:: Your objective ::
Give only the number of lines that include the string "color".

[Saved entries]
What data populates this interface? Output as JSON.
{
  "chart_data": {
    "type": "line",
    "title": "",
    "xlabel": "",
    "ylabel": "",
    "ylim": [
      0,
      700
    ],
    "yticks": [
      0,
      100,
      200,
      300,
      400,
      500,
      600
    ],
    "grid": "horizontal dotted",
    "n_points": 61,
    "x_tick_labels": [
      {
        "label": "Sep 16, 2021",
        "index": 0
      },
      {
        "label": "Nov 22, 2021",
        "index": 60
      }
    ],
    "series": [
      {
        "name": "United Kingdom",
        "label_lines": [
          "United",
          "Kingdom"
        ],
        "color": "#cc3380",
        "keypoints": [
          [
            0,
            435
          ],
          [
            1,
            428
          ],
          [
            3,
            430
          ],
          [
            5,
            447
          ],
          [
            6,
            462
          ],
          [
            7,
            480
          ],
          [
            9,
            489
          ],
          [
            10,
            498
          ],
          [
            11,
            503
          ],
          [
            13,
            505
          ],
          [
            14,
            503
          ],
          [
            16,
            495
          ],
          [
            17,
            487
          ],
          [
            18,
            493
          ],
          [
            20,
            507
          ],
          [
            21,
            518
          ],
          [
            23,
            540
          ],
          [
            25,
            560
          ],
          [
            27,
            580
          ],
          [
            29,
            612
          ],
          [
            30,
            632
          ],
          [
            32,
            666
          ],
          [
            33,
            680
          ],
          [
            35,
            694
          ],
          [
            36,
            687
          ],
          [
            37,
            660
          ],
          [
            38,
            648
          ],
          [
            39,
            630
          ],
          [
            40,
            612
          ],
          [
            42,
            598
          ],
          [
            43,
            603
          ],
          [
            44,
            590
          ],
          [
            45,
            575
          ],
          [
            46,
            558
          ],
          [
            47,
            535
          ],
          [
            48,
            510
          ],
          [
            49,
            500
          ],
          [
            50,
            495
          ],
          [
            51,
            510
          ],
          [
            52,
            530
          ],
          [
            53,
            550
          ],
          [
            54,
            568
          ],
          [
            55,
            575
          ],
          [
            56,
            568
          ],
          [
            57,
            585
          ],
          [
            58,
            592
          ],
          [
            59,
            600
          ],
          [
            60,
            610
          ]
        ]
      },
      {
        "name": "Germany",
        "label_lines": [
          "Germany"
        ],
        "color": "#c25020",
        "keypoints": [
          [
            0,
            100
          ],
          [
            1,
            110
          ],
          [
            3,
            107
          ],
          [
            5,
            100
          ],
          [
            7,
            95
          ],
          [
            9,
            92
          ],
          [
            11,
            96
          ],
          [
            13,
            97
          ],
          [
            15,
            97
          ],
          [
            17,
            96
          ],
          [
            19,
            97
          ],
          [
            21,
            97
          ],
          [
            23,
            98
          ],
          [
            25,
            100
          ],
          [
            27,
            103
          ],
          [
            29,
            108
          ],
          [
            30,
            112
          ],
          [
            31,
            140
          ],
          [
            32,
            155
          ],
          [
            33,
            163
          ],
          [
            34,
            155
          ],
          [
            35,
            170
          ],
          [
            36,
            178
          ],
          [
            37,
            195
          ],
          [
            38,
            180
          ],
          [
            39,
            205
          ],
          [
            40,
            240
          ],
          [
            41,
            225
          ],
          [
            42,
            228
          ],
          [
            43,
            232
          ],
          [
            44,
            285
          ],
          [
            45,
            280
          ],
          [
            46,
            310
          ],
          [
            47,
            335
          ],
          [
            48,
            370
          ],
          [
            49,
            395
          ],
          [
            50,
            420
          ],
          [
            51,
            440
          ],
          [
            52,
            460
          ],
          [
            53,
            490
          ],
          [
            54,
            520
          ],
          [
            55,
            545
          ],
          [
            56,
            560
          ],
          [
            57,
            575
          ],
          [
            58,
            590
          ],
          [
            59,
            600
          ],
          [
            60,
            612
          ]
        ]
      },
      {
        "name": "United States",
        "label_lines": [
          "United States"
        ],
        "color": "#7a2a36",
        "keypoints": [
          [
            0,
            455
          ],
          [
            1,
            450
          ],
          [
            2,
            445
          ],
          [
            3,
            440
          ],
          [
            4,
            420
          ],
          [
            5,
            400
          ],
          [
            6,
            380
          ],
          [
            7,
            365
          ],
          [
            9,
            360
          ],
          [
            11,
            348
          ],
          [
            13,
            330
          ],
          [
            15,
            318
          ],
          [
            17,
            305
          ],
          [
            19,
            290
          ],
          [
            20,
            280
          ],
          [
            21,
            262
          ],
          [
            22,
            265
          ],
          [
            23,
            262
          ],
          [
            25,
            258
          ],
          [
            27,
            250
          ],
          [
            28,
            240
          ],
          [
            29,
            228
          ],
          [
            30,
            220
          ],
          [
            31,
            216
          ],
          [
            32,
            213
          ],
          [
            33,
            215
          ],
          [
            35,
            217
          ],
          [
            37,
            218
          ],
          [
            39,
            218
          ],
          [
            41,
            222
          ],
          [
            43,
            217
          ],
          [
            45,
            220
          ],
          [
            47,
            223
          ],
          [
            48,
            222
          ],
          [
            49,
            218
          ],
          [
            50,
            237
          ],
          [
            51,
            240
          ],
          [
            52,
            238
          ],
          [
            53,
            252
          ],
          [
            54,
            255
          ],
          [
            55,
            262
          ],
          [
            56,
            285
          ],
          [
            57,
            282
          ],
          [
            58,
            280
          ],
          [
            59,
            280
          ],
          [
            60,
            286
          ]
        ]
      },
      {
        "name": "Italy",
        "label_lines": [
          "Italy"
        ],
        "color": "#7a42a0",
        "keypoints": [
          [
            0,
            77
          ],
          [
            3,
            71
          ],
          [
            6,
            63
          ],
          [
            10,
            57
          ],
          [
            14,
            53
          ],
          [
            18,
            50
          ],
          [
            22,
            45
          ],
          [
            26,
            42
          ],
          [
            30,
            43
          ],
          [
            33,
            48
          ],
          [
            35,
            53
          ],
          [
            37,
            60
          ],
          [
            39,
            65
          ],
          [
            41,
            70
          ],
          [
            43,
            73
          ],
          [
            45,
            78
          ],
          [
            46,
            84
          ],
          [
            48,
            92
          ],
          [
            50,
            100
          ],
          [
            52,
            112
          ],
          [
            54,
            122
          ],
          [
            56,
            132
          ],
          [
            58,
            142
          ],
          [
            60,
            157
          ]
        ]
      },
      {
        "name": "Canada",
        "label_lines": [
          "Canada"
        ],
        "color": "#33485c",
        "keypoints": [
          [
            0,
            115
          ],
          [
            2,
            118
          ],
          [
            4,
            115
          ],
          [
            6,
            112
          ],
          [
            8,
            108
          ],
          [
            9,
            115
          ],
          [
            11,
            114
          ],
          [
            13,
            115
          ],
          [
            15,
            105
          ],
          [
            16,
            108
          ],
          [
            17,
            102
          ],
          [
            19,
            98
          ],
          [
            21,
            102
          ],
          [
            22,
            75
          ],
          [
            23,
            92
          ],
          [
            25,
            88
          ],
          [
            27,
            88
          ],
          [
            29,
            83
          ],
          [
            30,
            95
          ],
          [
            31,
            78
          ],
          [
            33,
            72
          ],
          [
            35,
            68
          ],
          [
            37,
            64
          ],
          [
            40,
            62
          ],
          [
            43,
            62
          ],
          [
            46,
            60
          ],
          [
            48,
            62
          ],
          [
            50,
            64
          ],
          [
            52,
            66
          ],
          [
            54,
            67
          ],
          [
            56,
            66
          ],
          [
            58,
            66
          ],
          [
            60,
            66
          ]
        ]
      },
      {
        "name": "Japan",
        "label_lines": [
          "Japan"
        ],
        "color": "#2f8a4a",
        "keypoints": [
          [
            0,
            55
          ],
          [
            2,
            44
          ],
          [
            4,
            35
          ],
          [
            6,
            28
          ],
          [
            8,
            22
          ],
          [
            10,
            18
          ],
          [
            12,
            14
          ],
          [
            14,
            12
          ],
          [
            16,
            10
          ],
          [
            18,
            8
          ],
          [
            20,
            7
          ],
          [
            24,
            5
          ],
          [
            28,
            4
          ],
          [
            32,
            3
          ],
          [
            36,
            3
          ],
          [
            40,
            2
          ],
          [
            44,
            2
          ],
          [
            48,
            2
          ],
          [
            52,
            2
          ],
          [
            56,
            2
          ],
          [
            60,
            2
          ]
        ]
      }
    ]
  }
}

:: Output for this exercise ::
6